Task inputs =>
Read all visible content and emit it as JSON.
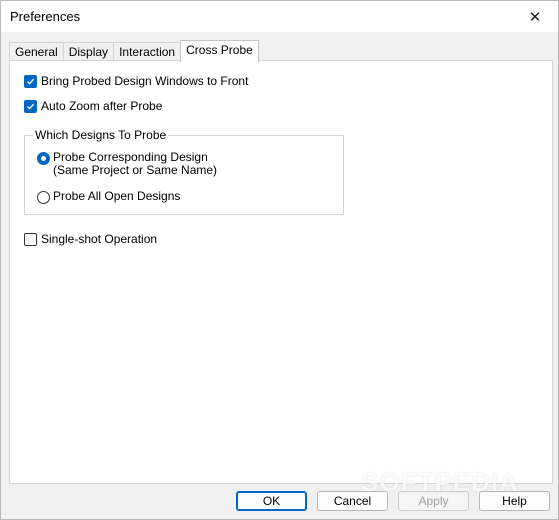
{
  "window": {
    "title": "Preferences",
    "close_glyph": "✕"
  },
  "tabs": [
    {
      "label": "General",
      "active": false
    },
    {
      "label": "Display",
      "active": false
    },
    {
      "label": "Interaction",
      "active": false
    },
    {
      "label": "Cross Probe",
      "active": true
    }
  ],
  "options": {
    "bring_to_front": {
      "label": "Bring Probed Design Windows to Front",
      "checked": true
    },
    "auto_zoom": {
      "label": "Auto Zoom after Probe",
      "checked": true
    },
    "single_shot": {
      "label": "Single-shot Operation",
      "checked": false
    }
  },
  "group": {
    "title": "Which Designs To Probe",
    "radio_corresponding": {
      "line1": "Probe Corresponding Design",
      "line2": "(Same Project or Same Name)",
      "selected": true
    },
    "radio_all_open": {
      "label": "Probe All Open Designs",
      "selected": false
    }
  },
  "buttons": {
    "ok": "OK",
    "cancel": "Cancel",
    "apply": "Apply",
    "help": "Help"
  },
  "watermark": "SOFTPEDIA",
  "colors": {
    "accent": "#0067c0"
  }
}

Short problem =>
Without the pictures, output the full listing exactly as it stands.

Answer for the task =>
Read all visible content and emit it as JSON.
{
  "window": {
    "title": "Preferences",
    "close_glyph": "✕"
  },
  "tabs": [
    {
      "label": "General",
      "active": false
    },
    {
      "label": "Display",
      "active": false
    },
    {
      "label": "Interaction",
      "active": false
    },
    {
      "label": "Cross Probe",
      "active": true
    }
  ],
  "options": {
    "bring_to_front": {
      "label": "Bring Probed Design Windows to Front",
      "checked": true
    },
    "auto_zoom": {
      "label": "Auto Zoom after Probe",
      "checked": true
    },
    "single_shot": {
      "label": "Single-shot Operation",
      "checked": false
    }
  },
  "group": {
    "title": "Which Designs To Probe",
    "radio_corresponding": {
      "line1": "Probe Corresponding Design",
      "line2": "(Same Project or Same Name)",
      "selected": true
    },
    "radio_all_open": {
      "label": "Probe All Open Designs",
      "selected": false
    }
  },
  "buttons": {
    "ok": "OK",
    "cancel": "Cancel",
    "apply": "Apply",
    "help": "Help"
  },
  "watermark": "SOFTPEDIA",
  "colors": {
    "accent": "#0067c0"
  }
}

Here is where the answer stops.